+++ Extracted data
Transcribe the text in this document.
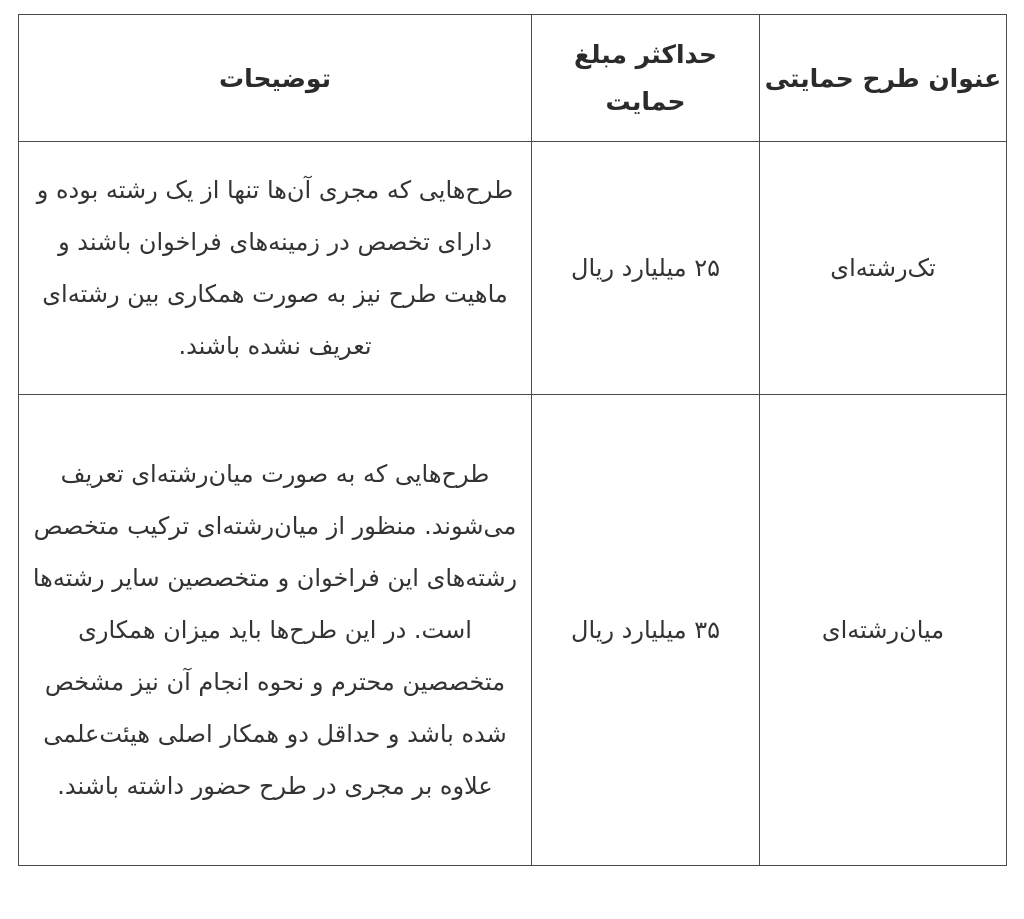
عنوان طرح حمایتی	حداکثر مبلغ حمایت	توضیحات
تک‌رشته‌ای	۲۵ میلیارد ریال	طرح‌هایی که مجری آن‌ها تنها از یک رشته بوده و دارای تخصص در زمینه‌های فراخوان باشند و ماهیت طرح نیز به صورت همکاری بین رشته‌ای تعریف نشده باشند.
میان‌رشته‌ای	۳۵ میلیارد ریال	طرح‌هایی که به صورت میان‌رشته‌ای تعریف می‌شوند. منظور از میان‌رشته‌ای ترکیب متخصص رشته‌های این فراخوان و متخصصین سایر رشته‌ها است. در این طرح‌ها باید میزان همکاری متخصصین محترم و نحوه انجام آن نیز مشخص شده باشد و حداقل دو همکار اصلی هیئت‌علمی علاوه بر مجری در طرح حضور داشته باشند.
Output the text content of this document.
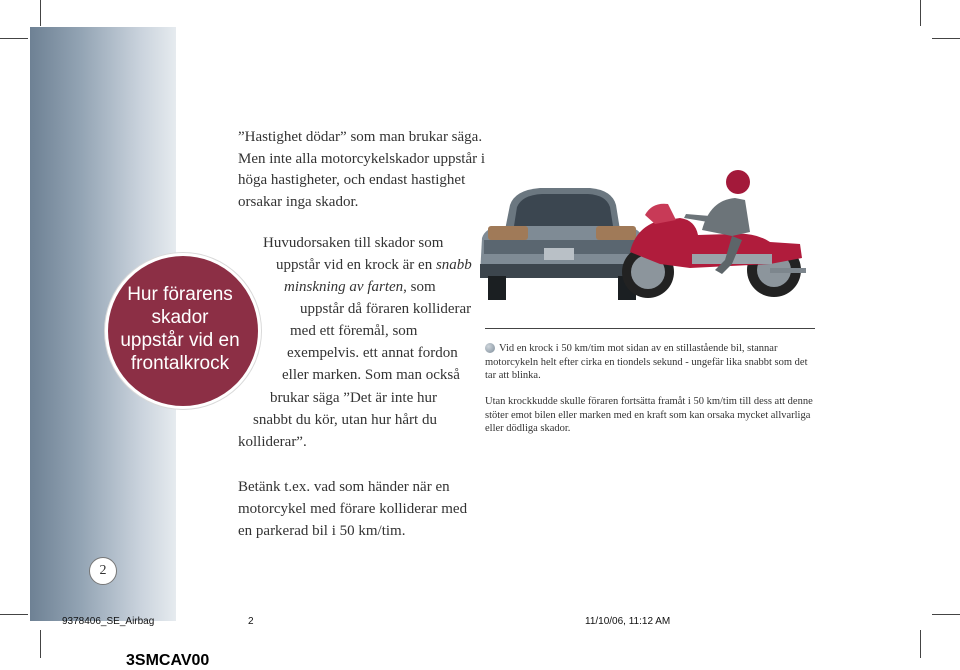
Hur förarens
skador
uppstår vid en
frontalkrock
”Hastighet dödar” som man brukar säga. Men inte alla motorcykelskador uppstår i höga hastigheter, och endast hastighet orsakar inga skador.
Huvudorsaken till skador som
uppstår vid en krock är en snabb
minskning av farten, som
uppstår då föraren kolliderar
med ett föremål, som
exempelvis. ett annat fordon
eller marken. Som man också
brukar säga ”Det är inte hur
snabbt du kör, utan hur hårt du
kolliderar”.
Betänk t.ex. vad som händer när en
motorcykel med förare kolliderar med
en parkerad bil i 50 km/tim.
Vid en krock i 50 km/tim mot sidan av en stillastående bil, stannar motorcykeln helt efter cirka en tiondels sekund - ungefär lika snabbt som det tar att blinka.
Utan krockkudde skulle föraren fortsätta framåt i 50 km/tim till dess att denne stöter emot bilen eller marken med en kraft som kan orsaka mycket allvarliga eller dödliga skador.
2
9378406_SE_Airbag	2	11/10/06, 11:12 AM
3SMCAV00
++++++
▶ [Set task]: Starting at the line containing "Output the text content of this document.", write out each line through the last one in the listing above, inclusive, and nothing else. Pictures are excluded from the copy.

▶ [Result below]:
Output the text content of this document.
Hur förarens
skador
uppstår vid en
frontalkrock
”Hastighet dödar” som man brukar säga. Men inte alla motorcykelskador uppstår i höga hastigheter, och endast hastighet orsakar inga skador.
Huvudorsaken till skador som
uppstår vid en krock är en snabb
minskning av farten, som
uppstår då föraren kolliderar
med ett föremål, som
exempelvis. ett annat fordon
eller marken. Som man också
brukar säga ”Det är inte hur
snabbt du kör, utan hur hårt du
kolliderar”.
Betänk t.ex. vad som händer när en
motorcykel med förare kolliderar med
en parkerad bil i 50 km/tim.
Vid en krock i 50 km/tim mot sidan av en stillastående bil, stannar motorcykeln helt efter cirka en tiondels sekund - ungefär lika snabbt som det tar att blinka.
Utan krockkudde skulle föraren fortsätta framåt i 50 km/tim till dess att denne stöter emot bilen eller marken med en kraft som kan orsaka mycket allvarliga eller dödliga skador.
2
9378406_SE_Airbag	2	11/10/06, 11:12 AM
3SMCAV00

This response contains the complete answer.